• **DATA RECORDS**

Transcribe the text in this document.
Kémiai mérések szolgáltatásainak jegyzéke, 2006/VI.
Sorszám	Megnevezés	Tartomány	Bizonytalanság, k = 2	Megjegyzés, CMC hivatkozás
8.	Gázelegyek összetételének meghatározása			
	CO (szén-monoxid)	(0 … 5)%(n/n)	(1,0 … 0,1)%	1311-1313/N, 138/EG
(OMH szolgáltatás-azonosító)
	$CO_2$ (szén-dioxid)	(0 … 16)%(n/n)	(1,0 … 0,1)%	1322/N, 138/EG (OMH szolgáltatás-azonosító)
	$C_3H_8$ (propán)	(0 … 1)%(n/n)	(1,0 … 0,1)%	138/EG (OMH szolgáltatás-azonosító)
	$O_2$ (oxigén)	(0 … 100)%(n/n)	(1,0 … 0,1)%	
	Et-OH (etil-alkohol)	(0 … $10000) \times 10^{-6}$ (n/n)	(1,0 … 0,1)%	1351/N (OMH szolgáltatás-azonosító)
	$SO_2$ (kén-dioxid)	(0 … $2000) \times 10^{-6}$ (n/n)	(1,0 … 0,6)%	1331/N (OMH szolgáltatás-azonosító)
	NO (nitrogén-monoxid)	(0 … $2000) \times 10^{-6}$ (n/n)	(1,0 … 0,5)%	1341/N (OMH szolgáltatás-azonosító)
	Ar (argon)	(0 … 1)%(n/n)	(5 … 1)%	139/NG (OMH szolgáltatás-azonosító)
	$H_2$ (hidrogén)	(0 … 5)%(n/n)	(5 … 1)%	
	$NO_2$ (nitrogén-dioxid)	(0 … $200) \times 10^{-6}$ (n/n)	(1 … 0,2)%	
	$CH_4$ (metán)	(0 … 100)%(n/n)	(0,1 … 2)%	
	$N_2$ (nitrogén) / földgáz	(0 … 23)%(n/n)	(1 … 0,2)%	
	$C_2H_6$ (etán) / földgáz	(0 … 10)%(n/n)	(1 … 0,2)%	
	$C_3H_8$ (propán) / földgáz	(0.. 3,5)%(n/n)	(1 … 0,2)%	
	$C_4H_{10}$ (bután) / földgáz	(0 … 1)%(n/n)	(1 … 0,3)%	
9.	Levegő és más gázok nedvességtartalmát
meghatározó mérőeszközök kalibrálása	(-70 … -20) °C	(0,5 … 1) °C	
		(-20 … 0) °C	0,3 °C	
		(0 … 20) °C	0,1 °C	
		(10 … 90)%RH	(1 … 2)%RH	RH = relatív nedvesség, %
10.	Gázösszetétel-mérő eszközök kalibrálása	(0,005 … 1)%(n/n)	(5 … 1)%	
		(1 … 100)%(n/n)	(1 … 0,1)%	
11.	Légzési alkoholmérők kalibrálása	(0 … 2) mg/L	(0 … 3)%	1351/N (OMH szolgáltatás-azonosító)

• **EXERCISE DIRECTIONS**
Repeat the material above exactly.

• **RESULT OF THIS EXERCISE**
Transcribe the text in this document.
Kémiai mérések szolgáltatásainak jegyzéke, 2006/VI.
Sorszám	Megnevezés	Tartomány	Bizonytalanság, k = 2	Megjegyzés, CMC hivatkozás
8.	Gázelegyek összetételének meghatározása			
	CO (szén-monoxid)	(0 … 5)%(n/n)	(1,0 … 0,1)%	1311-1313/N, 138/EG
(OMH szolgáltatás-azonosító)
	$CO_2$ (szén-dioxid)	(0 … 16)%(n/n)	(1,0 … 0,1)%	1322/N, 138/EG (OMH szolgáltatás-azonosító)
	$C_3H_8$ (propán)	(0 … 1)%(n/n)	(1,0 … 0,1)%	138/EG (OMH szolgáltatás-azonosító)
	$O_2$ (oxigén)	(0 … 100)%(n/n)	(1,0 … 0,1)%	
	Et-OH (etil-alkohol)	(0 … $10000) \times 10^{-6}$ (n/n)	(1,0 … 0,1)%	1351/N (OMH szolgáltatás-azonosító)
	$SO_2$ (kén-dioxid)	(0 … $2000) \times 10^{-6}$ (n/n)	(1,0 … 0,6)%	1331/N (OMH szolgáltatás-azonosító)
	NO (nitrogén-monoxid)	(0 … $2000) \times 10^{-6}$ (n/n)	(1,0 … 0,5)%	1341/N (OMH szolgáltatás-azonosító)
	Ar (argon)	(0 … 1)%(n/n)	(5 … 1)%	139/NG (OMH szolgáltatás-azonosító)
	$H_2$ (hidrogén)	(0 … 5)%(n/n)	(5 … 1)%	
	$NO_2$ (nitrogén-dioxid)	(0 … $200) \times 10^{-6}$ (n/n)	(1 … 0,2)%	
	$CH_4$ (metán)	(0 … 100)%(n/n)	(0,1 … 2)%	
	$N_2$ (nitrogén) / földgáz	(0 … 23)%(n/n)	(1 … 0,2)%	
	$C_2H_6$ (etán) / földgáz	(0 … 10)%(n/n)	(1 … 0,2)%	
	$C_3H_8$ (propán) / földgáz	(0.. 3,5)%(n/n)	(1 … 0,2)%	
	$C_4H_{10}$ (bután) / földgáz	(0 … 1)%(n/n)	(1 … 0,3)%	
9.	Levegő és más gázok nedvességtartalmát
meghatározó mérőeszközök kalibrálása	(-70 … -20) °C	(0,5 … 1) °C	
		(-20 … 0) °C	0,3 °C	
		(0 … 20) °C	0,1 °C	
		(10 … 90)%RH	(1 … 2)%RH	RH = relatív nedvesség, %
10.	Gázösszetétel-mérő eszközök kalibrálása	(0,005 … 1)%(n/n)	(5 … 1)%	
		(1 … 100)%(n/n)	(1 … 0,1)%	
11.	Légzési alkoholmérők kalibrálása	(0 … 2) mg/L	(0 … 3)%	1351/N (OMH szolgáltatás-azonosító)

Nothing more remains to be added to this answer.